(Records contained in a dataset)

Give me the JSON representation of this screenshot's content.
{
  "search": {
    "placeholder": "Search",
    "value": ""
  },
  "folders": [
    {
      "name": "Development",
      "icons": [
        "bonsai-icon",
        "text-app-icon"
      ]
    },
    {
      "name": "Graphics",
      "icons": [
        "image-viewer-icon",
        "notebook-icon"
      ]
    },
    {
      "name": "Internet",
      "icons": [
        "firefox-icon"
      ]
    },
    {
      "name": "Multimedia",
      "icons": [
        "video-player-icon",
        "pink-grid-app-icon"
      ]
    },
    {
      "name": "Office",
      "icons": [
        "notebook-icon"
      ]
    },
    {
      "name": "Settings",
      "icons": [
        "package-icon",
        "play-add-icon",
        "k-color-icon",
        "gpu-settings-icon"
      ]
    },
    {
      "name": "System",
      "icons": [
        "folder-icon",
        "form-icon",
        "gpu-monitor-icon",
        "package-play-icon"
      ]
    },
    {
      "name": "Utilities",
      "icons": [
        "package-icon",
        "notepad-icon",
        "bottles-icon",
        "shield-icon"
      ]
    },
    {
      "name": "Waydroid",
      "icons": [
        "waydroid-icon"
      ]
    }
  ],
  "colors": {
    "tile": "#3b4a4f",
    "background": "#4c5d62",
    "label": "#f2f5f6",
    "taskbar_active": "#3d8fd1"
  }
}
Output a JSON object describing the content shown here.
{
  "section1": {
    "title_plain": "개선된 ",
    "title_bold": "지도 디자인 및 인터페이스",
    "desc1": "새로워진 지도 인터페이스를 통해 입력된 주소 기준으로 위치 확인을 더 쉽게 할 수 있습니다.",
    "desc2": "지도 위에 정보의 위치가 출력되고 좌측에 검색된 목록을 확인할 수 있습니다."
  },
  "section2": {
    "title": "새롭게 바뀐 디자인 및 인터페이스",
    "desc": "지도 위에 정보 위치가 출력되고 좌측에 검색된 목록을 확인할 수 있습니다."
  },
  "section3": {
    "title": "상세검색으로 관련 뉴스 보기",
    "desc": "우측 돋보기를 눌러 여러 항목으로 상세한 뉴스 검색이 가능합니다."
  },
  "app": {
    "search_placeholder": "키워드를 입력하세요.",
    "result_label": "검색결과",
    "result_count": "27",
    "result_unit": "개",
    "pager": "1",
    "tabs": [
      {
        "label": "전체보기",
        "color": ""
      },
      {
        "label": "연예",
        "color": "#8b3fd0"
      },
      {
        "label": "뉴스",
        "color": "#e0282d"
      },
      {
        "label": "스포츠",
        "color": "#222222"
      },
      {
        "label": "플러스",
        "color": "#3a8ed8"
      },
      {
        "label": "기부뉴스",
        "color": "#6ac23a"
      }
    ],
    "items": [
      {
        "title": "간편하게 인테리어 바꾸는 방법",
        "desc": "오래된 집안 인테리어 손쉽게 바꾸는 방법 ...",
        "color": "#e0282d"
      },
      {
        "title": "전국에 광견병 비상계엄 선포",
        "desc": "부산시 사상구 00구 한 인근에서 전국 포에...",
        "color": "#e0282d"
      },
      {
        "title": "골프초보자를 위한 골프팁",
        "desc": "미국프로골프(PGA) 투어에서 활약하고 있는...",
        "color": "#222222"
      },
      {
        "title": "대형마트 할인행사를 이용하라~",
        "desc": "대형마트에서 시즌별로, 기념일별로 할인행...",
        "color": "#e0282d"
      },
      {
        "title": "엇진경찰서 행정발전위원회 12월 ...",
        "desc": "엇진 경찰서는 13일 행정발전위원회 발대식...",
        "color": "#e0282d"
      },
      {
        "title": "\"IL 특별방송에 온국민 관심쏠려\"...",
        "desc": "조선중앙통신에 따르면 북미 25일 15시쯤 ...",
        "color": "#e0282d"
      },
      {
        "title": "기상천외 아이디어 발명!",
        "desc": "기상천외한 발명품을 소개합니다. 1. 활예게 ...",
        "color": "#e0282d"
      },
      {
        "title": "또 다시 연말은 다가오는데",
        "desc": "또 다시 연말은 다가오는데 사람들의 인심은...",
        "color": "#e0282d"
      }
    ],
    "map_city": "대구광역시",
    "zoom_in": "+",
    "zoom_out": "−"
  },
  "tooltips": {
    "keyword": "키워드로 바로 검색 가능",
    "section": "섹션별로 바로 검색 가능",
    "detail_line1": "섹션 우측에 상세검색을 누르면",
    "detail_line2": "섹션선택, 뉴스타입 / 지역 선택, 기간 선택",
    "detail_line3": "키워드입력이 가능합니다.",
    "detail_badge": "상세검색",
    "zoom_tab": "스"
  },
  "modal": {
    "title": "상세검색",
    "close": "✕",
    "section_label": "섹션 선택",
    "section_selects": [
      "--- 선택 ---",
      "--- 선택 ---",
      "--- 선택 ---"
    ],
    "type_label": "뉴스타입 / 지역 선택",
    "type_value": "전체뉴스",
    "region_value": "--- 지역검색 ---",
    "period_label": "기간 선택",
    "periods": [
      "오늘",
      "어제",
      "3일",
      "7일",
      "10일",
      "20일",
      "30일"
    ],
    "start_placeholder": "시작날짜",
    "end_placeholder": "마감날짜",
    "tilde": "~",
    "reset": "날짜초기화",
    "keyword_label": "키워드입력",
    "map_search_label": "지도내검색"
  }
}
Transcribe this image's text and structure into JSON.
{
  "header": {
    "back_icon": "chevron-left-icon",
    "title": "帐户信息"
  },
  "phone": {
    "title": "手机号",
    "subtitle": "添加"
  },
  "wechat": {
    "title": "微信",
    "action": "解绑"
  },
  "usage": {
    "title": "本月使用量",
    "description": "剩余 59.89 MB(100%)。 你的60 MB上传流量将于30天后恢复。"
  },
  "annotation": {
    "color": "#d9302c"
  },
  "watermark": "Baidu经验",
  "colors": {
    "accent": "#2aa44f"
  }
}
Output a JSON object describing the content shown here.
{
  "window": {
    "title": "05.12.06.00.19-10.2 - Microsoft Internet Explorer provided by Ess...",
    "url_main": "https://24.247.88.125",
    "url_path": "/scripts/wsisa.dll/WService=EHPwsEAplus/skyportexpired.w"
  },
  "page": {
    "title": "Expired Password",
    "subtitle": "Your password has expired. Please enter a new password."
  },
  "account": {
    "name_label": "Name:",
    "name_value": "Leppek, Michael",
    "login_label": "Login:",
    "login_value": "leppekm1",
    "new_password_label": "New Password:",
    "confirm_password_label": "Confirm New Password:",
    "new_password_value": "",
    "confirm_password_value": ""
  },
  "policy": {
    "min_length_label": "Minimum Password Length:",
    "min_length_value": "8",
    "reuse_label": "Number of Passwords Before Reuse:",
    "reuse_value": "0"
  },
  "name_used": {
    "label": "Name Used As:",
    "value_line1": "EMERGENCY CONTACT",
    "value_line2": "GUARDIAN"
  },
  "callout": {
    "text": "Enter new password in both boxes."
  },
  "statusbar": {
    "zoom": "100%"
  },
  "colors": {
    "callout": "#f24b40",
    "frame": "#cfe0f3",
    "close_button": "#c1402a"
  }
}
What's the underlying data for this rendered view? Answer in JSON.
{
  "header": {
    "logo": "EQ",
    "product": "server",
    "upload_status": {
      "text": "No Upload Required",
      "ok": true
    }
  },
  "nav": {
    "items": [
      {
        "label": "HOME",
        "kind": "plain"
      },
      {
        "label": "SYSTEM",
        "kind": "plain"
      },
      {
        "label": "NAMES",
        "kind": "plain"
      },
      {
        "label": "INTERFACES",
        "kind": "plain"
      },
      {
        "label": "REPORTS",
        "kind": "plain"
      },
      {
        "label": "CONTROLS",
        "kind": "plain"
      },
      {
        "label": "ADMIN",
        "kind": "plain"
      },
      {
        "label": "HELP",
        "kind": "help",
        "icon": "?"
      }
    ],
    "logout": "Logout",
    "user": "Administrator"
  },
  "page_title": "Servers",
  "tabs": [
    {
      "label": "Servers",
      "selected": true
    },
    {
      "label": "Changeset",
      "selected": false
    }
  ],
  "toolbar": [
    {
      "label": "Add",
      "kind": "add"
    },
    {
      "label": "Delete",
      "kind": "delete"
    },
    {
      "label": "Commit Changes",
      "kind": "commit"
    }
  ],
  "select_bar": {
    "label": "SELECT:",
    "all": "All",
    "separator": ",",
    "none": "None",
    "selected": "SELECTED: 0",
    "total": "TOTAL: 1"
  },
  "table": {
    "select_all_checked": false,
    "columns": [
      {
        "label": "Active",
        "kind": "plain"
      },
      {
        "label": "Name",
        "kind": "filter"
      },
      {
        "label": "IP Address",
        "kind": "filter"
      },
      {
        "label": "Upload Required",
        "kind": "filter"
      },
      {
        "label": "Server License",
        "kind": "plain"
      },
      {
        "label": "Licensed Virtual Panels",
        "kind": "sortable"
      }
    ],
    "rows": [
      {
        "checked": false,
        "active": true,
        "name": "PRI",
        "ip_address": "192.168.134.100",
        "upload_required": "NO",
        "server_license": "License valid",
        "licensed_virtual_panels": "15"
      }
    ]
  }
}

▸ **Stated goal**:
Only the lines from the one that contains "What's the underlying" to the end of the entries above should be given again, exactly and in full.

▸ **Answer to the problem**:
What's the underlying data for this rendered view? Answer in JSON.
{
  "header": {
    "logo": "EQ",
    "product": "server",
    "upload_status": {
      "text": "No Upload Required",
      "ok": true
    }
  },
  "nav": {
    "items": [
      {
        "label": "HOME",
        "kind": "plain"
      },
      {
        "label": "SYSTEM",
        "kind": "plain"
      },
      {
        "label": "NAMES",
        "kind": "plain"
      },
      {
        "label": "INTERFACES",
        "kind": "plain"
      },
      {
        "label": "REPORTS",
        "kind": "plain"
      },
      {
        "label": "CONTROLS",
        "kind": "plain"
      },
      {
        "label": "ADMIN",
        "kind": "plain"
      },
      {
        "label": "HELP",
        "kind": "help",
        "icon": "?"
      }
    ],
    "logout": "Logout",
    "user": "Administrator"
  },
  "page_title": "Servers",
  "tabs": [
    {
      "label": "Servers",
      "selected": true
    },
    {
      "label": "Changeset",
      "selected": false
    }
  ],
  "toolbar": [
    {
      "label": "Add",
      "kind": "add"
    },
    {
      "label": "Delete",
      "kind": "delete"
    },
    {
      "label": "Commit Changes",
      "kind": "commit"
    }
  ],
  "select_bar": {
    "label": "SELECT:",
    "all": "All",
    "separator": ",",
    "none": "None",
    "selected": "SELECTED: 0",
    "total": "TOTAL: 1"
  },
  "table": {
    "select_all_checked": false,
    "columns": [
      {
        "label": "Active",
        "kind": "plain"
      },
      {
        "label": "Name",
        "kind": "filter"
      },
      {
        "label": "IP Address",
        "kind": "filter"
      },
      {
        "label": "Upload Required",
        "kind": "filter"
      },
      {
        "label": "Server License",
        "kind": "plain"
      },
      {
        "label": "Licensed Virtual Panels",
        "kind": "sortable"
      }
    ],
    "rows": [
      {
        "checked": false,
        "active": true,
        "name": "PRI",
        "ip_address": "192.168.134.100",
        "upload_required": "NO",
        "server_license": "License valid",
        "licensed_virtual_panels": "15"
      }
    ]
  }
}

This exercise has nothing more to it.